TRECHO DE ORIGEM:
---
Esse artigo é fruto de
reflexão e perguntas de alunos em sala de aula ao longo de alguns anos. Porém a
real motivação em escrever sobre o assunto no blog foi uma experiência ruim que tive recentemente. Ao encontrar um conhecido, o Rev. St.Andéol[1]
(nome fictício), o cumprimentei, conforme meu costume, dizendo: Boa Tarde
Reverendo! Para minha surpresa e vergonha, o Sr respondeu: “Reverendo não, pois
Reverendo é só Jesus”! Bom, como respeito e cordialidade são atitudes cristãs,
respondi brincando que Jesus é Reverendíssimo[2]
e parei por aí, envergonhado de tamanha ignorância espiritual e intelectual.
Não sei o real motivo dessa reação, mas é fato que para algumas pessoas a
motivação é filosófica ou teológica, por isso vale a pena escrever sobre o
assunto.
Uma das características
da pós-modernidade é a rejeição por títulos, instituições e compromisso com a
ordem. Já se tem provado através de pesquisas e dissertações que a luta na
pós-modernidade é desestruturar os dogmas e as tradições que surgiram ao longo
da história. Essa postura tem criado em algumas pessoas uma ojeriza[3]pela
formalidade ou pela ordem estabelecida. O ideal é vivenciar todas as coisas de maneira
informal e espontânea, isso se aplica também às questões religiosas.
Essa ideologia já
adentrou no campo religioso e familiar. É evidente a desordem e o
entretenimento nos cultos por aí e um número considerável de pessoas rejeitando
a história da igreja e sua tradição. O objetivo do artigo não é refletir sobre
culto e tradição, mas sobre a questão de um título que vem sendo rechaçado por
alguns, e não por humildade ou modéstia, mas para estabelecer o dogma da
informalidade. Não tenho o objetivo de preferir títulos ou absolutizar uma
hierarquia, mas combater esse movimento da informalidade que tem feito tanto
mal à vida da Igreja e ao ministério sagrado.
---
CONJUNTO DE REGISTROS:
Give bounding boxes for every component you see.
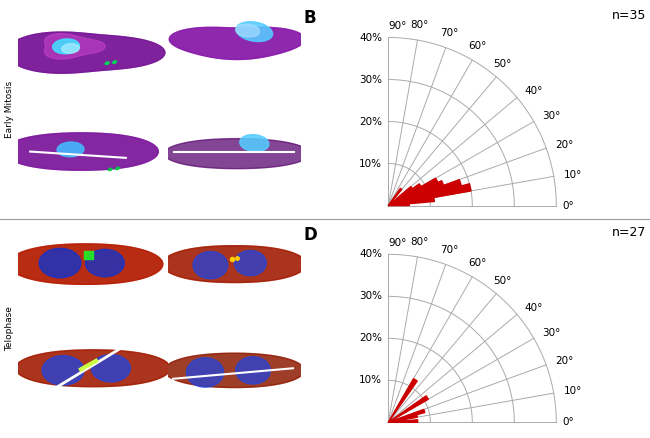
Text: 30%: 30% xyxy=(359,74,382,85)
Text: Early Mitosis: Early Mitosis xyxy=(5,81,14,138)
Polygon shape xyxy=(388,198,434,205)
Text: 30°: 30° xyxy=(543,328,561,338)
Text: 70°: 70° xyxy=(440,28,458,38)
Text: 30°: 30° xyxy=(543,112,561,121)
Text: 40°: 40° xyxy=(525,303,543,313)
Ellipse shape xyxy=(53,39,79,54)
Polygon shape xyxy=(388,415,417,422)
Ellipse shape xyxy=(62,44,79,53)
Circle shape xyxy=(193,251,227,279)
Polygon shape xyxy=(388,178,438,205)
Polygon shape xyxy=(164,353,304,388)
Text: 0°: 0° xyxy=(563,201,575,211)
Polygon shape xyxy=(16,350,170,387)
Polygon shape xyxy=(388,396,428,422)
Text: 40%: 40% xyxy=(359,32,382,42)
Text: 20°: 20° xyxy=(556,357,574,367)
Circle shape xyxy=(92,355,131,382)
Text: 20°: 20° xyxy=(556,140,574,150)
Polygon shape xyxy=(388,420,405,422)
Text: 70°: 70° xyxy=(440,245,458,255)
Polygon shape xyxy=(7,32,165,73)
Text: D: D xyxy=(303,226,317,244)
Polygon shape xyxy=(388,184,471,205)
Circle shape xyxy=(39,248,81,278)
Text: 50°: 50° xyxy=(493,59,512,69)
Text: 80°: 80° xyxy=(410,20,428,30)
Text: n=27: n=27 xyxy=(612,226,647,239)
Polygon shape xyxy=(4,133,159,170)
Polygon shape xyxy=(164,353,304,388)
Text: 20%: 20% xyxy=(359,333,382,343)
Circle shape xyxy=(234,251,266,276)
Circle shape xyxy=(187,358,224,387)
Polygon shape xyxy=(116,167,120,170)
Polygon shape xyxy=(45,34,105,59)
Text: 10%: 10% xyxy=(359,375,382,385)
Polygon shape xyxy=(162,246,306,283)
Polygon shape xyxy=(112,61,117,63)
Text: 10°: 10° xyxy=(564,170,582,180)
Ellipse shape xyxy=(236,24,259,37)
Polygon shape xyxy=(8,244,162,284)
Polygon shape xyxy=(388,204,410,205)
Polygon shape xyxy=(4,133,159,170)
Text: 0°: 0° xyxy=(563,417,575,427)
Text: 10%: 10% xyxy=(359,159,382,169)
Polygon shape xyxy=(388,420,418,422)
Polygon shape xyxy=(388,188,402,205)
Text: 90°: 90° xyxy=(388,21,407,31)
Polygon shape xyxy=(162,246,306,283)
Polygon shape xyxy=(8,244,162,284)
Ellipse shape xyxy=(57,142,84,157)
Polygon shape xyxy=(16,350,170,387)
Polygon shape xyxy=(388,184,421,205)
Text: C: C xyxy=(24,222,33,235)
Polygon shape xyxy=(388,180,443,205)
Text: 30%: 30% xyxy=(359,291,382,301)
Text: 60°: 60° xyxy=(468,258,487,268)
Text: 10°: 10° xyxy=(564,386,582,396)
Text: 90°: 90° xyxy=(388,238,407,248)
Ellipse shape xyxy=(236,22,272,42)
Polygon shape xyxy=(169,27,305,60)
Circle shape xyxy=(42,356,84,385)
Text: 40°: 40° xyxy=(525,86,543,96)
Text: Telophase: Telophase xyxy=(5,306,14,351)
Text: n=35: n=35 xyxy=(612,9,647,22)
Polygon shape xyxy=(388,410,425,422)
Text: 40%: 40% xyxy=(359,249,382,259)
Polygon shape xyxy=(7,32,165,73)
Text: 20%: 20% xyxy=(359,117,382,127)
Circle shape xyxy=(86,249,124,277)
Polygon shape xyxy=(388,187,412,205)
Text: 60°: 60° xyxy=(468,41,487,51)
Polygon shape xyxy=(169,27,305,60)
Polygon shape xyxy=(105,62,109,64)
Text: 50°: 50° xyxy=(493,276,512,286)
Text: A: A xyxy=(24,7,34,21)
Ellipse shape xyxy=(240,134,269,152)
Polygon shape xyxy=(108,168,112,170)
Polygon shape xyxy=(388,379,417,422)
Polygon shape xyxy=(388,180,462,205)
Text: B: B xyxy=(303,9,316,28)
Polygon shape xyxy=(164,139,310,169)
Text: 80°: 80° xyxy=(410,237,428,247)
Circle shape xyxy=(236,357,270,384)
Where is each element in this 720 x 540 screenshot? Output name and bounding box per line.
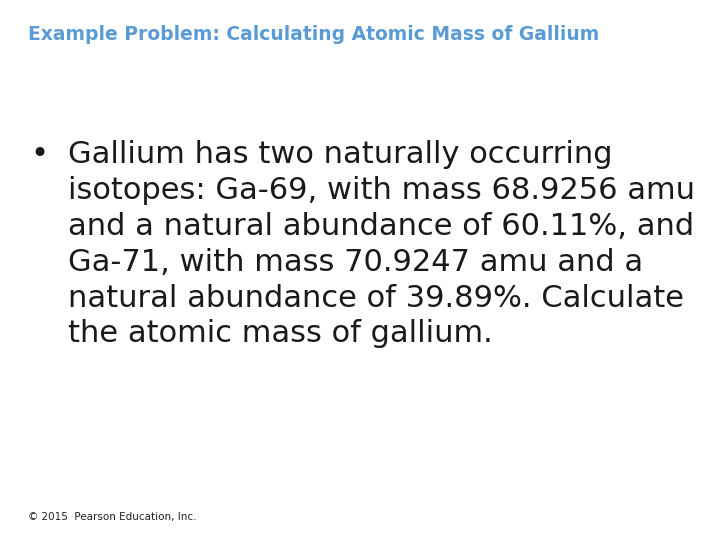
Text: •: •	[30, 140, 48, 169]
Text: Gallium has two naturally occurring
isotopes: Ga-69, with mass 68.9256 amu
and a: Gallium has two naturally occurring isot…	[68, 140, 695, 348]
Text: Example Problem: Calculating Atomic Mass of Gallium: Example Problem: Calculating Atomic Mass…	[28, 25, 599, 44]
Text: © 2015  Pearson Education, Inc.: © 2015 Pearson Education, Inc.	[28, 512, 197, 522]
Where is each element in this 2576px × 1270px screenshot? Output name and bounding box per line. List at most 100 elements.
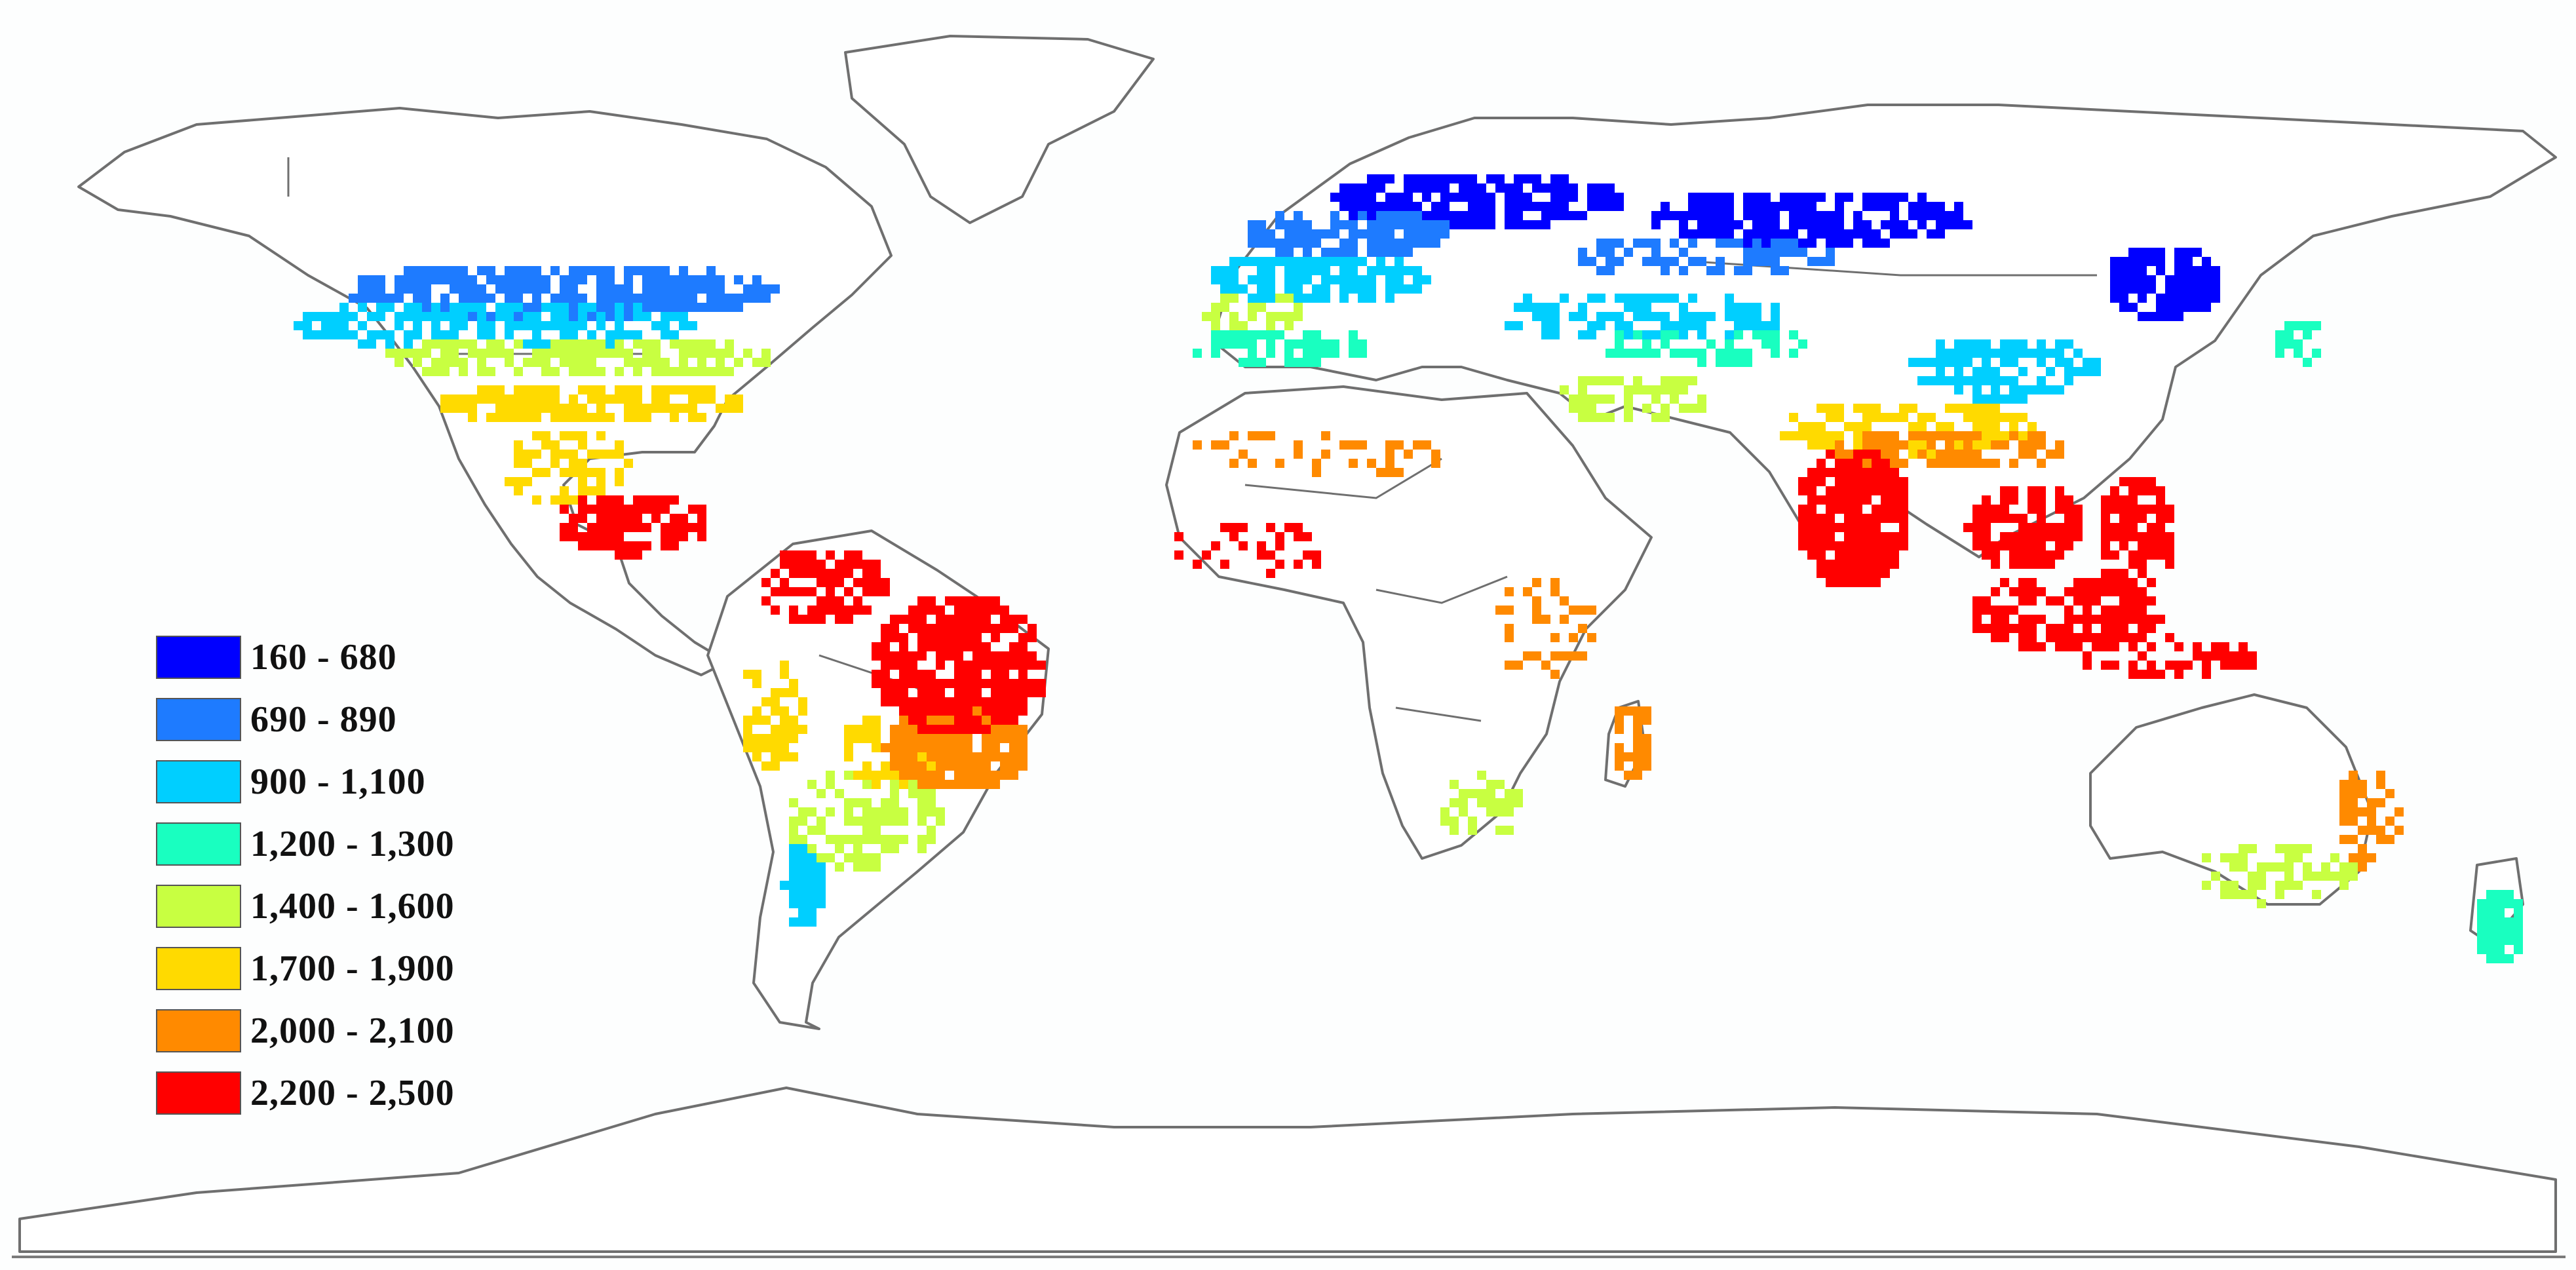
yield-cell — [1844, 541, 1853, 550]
---
TAREFA PROPOSTA 1: Transcreva sem alterações a passagem do texto sobre o título de Reverendo que vai de "Esse artigo é" até "espiritual e intelectual.".
TAREFA PROPOSTA 2: Devolva, idênticas, somente as linhas dos registros que vão da que contém "Text: 30%: 30% xyxy=(359,74,382,85)" até a que contém "Text: 0°: 0° xyxy=(563,201,575,211)", incluindo as duas.
O texto sobre o título de Reverendo e os registros constituem materiais independentes entre si.

RESULTADO DA TAREFA 1:
Esse artigo é fruto de
reflexão e perguntas de alunos em sala de aula ao longo de alguns anos. Porém a
real motivação em escrever sobre o assunto no blog foi uma experiência ruim que tive recentemente. Ao encontrar um conhecido, o Rev. St.Andéol[1]
(nome fictício), o cumprimentei, conforme meu costume, dizendo: Boa Tarde
Reverendo! Para minha surpresa e vergonha, o Sr respondeu: “Reverendo não, pois
Reverendo é só Jesus”! Bom, como respeito e cordialidade são atitudes cristãs,
respondi brincando que Jesus é Reverendíssimo[2]
e parei por aí, envergonhado de tamanha ignorância espiritual e intelectual.

RESULTADO DA TAREFA 2:
Text: 30%: 30% xyxy=(359,74,382,85)
Text: Early Mitosis: Early Mitosis xyxy=(5,81,14,138)
Polygon shape xyxy=(388,198,434,205)
Text: 30°: 30° xyxy=(543,328,561,338)
Text: 70°: 70° xyxy=(440,28,458,38)
Text: 30°: 30° xyxy=(543,112,561,121)
Text: 40°: 40° xyxy=(525,303,543,313)
Ellipse shape xyxy=(53,39,79,54)
Polygon shape xyxy=(388,415,417,422)
Ellipse shape xyxy=(62,44,79,53)
Circle shape xyxy=(193,251,227,279)
Polygon shape xyxy=(388,178,438,205)
Polygon shape xyxy=(164,353,304,388)
Text: 0°: 0° xyxy=(563,201,575,211)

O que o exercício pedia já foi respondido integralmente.